In the excerpt about Nilsen and Swimfish below, what sets Swimfish apart from other bands?

### EXCERPT TO READ
──────

Nilsen and Swimfish will perform songs from the group’s 2017 “Local Ocean,” its 2014 “Wild Rose” — a recording that features appearances by Decemberists’ drummer John Moen, bassist Phil Baker of Pink Martini and fiddler Lex Browning — along with the band’s earlier self-titled album.

“We’ll undoubtedly play a half-dozen new ones, songs that are poised to be recorded,” Nilsen says. “The only thing keeping them is the fact that I’m two-thirds of the way through another piano record right now.”

The new piano album will be Nilsen’s 20th, including the three Swimfish records. Calling Nilsen a prolific performer and recording artist might be an understatement.

“It just indicates how long I’ve been around,” he says. “Though calling me prolific is a kinder way of softening the edge.”

What sets Swimfish apart from others is that the band plays only original compositions by Nilsen.

──────

### Page segmentation data

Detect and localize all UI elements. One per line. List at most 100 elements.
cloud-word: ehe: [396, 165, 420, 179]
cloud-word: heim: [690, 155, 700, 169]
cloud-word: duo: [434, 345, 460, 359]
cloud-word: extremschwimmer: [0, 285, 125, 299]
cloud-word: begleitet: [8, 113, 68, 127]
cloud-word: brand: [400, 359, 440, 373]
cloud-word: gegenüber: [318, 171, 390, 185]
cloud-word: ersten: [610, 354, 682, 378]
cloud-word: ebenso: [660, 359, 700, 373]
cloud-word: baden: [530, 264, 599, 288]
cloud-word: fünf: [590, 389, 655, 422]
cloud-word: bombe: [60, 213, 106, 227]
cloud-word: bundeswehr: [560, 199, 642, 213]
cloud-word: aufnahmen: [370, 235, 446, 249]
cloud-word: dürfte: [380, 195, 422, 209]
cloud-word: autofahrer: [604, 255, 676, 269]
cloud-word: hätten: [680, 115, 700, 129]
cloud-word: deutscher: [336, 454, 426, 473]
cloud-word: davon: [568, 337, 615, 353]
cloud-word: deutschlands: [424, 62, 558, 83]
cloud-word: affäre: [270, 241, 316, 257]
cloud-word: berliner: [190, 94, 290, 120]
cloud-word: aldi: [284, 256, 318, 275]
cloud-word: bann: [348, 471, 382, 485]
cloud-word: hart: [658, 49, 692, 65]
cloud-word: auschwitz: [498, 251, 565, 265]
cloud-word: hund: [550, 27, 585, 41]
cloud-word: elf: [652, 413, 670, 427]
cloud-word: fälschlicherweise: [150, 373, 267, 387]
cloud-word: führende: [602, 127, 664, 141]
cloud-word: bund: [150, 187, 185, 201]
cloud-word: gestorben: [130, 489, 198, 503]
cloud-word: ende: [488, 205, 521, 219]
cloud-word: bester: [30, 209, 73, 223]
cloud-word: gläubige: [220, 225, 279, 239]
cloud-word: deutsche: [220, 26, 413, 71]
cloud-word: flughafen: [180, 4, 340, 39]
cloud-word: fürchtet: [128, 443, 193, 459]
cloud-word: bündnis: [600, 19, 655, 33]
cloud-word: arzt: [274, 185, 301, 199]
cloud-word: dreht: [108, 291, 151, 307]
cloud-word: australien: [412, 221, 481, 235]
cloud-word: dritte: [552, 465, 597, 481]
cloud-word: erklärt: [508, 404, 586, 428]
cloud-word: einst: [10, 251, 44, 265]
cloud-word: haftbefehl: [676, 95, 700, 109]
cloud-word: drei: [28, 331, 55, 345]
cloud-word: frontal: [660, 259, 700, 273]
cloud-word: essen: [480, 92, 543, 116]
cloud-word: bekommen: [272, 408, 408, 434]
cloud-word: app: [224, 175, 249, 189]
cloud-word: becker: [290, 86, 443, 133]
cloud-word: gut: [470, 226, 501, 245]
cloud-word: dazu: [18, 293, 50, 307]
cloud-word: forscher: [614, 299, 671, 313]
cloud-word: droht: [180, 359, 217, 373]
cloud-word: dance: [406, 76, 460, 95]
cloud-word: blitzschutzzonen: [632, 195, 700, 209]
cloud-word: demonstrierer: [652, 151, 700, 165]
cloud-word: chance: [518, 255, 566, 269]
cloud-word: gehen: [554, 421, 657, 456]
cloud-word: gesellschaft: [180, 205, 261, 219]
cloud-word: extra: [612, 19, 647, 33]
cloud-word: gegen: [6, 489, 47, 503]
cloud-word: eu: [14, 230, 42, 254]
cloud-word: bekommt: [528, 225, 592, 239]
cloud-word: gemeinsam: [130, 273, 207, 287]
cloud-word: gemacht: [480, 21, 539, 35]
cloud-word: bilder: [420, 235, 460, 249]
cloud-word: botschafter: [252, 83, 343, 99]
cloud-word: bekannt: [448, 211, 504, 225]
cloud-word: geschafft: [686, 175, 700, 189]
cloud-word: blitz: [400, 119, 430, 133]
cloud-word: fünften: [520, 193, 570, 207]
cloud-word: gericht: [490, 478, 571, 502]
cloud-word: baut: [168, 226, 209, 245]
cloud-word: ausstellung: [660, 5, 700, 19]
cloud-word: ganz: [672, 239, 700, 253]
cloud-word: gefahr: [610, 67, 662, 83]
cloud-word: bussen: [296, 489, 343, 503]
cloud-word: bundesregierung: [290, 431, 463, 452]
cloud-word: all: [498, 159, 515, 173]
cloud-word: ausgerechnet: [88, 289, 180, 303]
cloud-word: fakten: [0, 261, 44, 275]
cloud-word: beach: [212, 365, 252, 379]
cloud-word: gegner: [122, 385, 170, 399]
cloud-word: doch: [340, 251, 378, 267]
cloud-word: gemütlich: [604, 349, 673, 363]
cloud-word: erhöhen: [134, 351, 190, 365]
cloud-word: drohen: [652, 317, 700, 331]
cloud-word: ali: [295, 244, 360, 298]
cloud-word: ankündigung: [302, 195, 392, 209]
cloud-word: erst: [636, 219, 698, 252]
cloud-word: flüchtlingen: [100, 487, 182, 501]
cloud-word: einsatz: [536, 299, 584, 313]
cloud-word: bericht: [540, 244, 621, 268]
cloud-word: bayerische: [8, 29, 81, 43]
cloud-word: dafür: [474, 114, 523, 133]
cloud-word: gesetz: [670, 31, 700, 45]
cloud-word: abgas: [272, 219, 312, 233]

──────

### REPLY TO THE EXERCISE
The band plays only original compositions by Nilsen.